▸ **Extract to read**

Movable Type Rant

OK, so I’ve avoided writing this rant for about… oh, three months, I think. But I’ve just wasted almost two hours thanks to nothing more involved than bad documentation, and I’m hopping mad. So here goes:

The whole MT3.x update thing has been a but of a marketing farce, thanks in part’s to Six Apart’s inevitably difficult growth from a couple of well-meaning geeks into a serious middleware empire. John Gruber covered the initial faux-pas and associated fallout with his customary insight. In short: Six Apart promised a free feature release, and delivered a paid-for cleaner-code release. Oops.

Apparently unnoticed in all this, they goofed in what, to my mind, was a more significant fashion. When MT3 was finally let loose, what we got was a ‘Developer Release.’ “OK,” I think, “I’m not a developer, so I guess I’ll stick with v2.6x, and continue to install that for my hostees.” Only, MT2.6 was removed from the file servers. Yes, folks, for the last – what, three months? – there’s been no evident user release of Movable Type. Am I missing something, or was that a bit brain-dead?

▸ **Page layout parsing data**

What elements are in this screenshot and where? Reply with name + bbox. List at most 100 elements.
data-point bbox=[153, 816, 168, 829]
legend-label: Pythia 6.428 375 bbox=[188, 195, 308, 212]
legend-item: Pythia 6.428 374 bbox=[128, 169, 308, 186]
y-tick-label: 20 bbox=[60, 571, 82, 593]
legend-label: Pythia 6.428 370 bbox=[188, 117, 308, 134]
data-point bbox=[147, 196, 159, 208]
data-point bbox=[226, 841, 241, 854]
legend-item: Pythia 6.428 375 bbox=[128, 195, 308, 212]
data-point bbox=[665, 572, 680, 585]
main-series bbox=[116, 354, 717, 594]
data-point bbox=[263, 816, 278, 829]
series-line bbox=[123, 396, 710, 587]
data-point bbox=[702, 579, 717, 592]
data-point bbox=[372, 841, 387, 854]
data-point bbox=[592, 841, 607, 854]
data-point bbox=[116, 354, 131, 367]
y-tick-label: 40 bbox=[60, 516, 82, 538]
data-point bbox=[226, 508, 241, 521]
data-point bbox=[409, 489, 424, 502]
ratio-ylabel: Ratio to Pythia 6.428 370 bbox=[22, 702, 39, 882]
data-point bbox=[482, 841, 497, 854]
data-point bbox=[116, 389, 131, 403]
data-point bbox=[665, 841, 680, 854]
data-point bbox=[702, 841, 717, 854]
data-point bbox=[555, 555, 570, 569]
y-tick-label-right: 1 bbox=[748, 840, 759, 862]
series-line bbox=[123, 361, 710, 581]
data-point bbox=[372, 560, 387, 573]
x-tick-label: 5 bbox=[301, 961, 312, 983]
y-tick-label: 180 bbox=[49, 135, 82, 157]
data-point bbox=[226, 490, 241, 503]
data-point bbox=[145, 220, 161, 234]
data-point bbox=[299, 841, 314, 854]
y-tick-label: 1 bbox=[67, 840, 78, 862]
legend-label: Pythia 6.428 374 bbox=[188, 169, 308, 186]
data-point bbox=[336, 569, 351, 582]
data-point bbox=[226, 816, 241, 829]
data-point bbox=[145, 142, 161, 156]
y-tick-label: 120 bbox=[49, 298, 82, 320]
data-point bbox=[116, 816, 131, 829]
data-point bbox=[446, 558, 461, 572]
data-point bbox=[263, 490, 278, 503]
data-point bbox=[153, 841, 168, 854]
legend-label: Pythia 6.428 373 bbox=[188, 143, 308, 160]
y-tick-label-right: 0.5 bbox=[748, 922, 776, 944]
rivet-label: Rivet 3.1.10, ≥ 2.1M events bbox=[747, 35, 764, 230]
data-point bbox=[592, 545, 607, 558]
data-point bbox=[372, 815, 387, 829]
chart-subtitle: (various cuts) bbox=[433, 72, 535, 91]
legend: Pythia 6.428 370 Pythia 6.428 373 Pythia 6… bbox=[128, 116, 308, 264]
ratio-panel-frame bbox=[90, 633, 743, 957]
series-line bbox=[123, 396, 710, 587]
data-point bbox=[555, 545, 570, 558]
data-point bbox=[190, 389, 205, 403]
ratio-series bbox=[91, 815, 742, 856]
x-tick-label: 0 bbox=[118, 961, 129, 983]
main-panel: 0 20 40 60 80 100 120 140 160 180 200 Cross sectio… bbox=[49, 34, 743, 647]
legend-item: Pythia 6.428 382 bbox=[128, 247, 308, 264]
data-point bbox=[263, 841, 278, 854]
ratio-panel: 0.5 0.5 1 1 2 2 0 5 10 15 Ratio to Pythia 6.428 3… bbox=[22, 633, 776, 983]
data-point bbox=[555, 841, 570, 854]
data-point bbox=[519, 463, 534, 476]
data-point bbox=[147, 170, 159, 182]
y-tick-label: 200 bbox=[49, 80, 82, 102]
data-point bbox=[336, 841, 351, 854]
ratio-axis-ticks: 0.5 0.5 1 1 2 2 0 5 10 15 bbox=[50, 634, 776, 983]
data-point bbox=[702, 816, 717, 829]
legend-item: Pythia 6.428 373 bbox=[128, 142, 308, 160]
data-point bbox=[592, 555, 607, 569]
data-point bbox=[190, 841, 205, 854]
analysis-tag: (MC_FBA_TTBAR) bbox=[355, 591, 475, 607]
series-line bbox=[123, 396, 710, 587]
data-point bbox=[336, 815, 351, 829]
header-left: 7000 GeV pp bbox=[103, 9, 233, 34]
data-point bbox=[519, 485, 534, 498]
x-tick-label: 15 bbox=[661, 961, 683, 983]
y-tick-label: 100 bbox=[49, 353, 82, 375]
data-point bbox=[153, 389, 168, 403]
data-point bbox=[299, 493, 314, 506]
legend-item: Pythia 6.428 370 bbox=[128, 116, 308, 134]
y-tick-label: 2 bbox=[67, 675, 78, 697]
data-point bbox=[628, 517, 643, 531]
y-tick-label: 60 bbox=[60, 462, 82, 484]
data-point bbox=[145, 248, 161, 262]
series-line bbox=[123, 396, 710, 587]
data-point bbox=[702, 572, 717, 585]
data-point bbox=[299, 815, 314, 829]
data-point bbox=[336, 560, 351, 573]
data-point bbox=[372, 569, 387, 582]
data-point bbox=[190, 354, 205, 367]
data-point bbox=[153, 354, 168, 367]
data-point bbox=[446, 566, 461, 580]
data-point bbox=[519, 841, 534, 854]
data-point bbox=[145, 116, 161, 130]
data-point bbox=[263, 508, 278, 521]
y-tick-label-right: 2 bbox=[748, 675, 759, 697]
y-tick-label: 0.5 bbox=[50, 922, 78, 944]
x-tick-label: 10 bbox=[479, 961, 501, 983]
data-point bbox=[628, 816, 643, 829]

▸ **Problems to work on**
(1) Translate this sentence from the Movable Type rant into Spanish: "John Gruber covered the initial faux-pas and associated fallout with his customary insight."
(2) According to the Movable Type rant, what kind of release was MT3 when it was finally let loose?
(3) Reproduce the part of the Movable Type rant that opens with the words "OK, so I’ve" and closes with "cleaner-code release. Oops.".

▸ **Task-by-task outputs**
(1) John Gruber cubrió el traspié inicial y las consecuencias asociadas con su habitual perspicacia.

(2) It was a "Developer Release."

(3)
OK, so I’ve avoided writing this rant for about… oh, three months, I think. But I’ve just wasted almost two hours thanks to nothing more involved than bad documentation, and I’m hopping mad. So here goes:

The whole MT3.x update thing has been a but of a marketing farce, thanks in part’s to Six Apart’s inevitably difficult growth from a couple of well-meaning geeks into a serious middleware empire. John Gruber covered the initial faux-pas and associated fallout with his customary insight. In short: Six Apart promised a free feature release, and delivered a paid-for cleaner-code release. Oops.